Given request
Set down verbatim every line from the start of the entries through the line that contains "table2-cell: A 48h <box>152 288 292 309</box>", including that line.

Records of where elements appear
____________________

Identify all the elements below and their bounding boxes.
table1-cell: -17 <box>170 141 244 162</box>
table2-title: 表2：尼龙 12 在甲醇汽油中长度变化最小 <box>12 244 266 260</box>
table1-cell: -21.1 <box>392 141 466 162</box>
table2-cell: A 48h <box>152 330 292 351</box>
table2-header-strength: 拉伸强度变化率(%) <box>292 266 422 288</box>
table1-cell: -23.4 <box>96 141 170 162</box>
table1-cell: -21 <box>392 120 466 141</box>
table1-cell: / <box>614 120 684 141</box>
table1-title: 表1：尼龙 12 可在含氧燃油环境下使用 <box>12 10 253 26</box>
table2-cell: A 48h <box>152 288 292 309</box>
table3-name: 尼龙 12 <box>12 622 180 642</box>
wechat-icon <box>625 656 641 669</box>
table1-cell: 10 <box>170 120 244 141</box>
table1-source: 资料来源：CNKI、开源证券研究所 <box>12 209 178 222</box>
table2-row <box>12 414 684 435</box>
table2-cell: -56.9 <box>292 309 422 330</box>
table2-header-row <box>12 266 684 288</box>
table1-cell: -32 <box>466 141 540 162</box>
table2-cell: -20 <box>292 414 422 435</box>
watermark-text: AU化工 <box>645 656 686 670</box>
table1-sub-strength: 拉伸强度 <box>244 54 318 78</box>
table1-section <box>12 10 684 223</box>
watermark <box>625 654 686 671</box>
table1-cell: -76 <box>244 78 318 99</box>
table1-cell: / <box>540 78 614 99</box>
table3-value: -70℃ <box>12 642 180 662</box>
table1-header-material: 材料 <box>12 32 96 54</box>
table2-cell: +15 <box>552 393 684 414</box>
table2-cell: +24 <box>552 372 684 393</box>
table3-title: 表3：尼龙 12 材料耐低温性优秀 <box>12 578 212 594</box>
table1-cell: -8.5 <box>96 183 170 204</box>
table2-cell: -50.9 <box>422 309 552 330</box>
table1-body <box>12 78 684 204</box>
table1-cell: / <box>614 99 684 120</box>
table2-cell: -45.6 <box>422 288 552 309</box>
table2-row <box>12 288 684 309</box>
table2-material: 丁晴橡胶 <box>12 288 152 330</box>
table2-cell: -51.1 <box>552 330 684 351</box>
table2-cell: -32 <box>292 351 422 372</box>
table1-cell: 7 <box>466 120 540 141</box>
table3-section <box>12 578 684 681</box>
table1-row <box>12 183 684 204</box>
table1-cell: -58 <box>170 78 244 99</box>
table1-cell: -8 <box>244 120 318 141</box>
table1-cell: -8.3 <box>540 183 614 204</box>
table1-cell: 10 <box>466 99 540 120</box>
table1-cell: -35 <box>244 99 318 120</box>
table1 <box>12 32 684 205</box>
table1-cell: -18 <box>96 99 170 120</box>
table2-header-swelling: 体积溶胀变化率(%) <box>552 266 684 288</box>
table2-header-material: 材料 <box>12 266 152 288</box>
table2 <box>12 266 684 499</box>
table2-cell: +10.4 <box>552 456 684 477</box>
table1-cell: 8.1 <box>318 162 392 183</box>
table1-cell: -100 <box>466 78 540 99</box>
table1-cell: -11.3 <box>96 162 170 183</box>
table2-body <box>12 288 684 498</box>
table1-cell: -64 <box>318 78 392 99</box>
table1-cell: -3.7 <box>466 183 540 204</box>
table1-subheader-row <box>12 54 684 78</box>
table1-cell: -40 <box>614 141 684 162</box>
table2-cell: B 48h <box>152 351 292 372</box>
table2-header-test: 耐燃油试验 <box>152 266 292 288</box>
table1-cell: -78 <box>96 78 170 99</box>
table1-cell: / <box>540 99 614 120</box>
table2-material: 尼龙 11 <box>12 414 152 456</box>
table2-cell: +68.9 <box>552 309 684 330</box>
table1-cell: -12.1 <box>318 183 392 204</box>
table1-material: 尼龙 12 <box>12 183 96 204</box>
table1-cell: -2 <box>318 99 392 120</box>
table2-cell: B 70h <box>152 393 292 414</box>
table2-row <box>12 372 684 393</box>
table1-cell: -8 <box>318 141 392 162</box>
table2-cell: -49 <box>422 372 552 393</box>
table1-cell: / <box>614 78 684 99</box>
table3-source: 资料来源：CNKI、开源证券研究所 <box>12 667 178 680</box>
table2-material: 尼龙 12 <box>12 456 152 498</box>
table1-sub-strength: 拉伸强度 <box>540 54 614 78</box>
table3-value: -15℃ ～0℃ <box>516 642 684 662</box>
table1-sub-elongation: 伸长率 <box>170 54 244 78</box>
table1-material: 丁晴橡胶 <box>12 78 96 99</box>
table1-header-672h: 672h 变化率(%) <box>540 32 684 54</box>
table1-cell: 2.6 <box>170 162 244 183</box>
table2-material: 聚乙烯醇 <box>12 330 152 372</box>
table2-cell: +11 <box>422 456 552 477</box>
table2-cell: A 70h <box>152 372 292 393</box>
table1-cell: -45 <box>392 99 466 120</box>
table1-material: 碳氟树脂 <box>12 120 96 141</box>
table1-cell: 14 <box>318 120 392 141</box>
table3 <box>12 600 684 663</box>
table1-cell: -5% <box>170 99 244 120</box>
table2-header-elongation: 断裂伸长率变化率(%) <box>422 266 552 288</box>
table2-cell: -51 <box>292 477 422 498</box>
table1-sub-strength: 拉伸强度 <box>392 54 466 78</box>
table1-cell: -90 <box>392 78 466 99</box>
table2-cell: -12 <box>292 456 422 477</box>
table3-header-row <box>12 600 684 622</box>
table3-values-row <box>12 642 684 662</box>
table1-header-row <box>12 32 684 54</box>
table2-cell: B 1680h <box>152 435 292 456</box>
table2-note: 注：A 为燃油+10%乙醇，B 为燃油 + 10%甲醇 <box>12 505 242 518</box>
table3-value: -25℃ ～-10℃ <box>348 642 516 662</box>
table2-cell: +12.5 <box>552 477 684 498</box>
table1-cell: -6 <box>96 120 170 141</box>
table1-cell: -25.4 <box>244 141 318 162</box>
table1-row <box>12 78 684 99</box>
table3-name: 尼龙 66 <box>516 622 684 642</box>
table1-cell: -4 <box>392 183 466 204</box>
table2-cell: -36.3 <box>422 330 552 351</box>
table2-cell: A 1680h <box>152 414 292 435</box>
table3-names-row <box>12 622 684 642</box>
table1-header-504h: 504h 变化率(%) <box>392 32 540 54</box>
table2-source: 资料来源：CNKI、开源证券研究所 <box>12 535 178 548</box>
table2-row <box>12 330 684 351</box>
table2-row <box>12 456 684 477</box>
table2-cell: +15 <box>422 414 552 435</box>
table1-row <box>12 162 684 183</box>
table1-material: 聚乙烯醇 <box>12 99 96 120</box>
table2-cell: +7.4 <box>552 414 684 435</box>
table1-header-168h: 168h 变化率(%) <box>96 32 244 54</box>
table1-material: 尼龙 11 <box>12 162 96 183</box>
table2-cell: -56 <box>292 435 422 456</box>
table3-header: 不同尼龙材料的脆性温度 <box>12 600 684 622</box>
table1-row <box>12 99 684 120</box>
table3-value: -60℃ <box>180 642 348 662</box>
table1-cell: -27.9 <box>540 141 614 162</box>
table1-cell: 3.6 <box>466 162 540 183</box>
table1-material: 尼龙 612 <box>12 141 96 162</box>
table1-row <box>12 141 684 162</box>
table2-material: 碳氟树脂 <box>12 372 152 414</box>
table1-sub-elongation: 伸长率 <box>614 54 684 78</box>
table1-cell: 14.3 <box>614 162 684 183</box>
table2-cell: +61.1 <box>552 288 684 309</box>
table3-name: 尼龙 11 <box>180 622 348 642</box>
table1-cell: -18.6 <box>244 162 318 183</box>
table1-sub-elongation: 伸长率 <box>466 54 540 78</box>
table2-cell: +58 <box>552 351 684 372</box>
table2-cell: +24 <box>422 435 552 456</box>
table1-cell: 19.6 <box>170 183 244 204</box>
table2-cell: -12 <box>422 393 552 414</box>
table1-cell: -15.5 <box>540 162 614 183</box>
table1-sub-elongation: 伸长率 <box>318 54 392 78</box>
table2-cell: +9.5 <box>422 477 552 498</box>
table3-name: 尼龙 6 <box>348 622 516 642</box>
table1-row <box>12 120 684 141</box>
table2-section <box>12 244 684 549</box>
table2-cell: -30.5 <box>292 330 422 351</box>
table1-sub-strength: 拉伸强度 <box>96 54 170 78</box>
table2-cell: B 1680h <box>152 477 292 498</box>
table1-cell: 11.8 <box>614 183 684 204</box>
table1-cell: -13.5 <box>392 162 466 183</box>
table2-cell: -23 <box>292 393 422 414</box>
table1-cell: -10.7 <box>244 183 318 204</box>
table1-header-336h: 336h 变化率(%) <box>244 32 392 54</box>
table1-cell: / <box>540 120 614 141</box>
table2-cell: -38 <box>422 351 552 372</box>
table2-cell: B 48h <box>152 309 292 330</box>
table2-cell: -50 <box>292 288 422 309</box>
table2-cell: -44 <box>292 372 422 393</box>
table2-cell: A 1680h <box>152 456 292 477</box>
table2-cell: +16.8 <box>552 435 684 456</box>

____________________

Completed task
Identify all the elements below and their bounding boxes.
table1-cell: -17 <box>170 141 244 162</box>
table2-title: 表2：尼龙 12 在甲醇汽油中长度变化最小 <box>12 244 266 260</box>
table1-cell: -21.1 <box>392 141 466 162</box>
table2-cell: A 48h <box>152 330 292 351</box>
table2-header-strength: 拉伸强度变化率(%) <box>292 266 422 288</box>
table1-cell: -23.4 <box>96 141 170 162</box>
table1-cell: -21 <box>392 120 466 141</box>
table1-cell: / <box>614 120 684 141</box>
table1-title: 表1：尼龙 12 可在含氧燃油环境下使用 <box>12 10 253 26</box>
table2-cell: A 48h <box>152 288 292 309</box>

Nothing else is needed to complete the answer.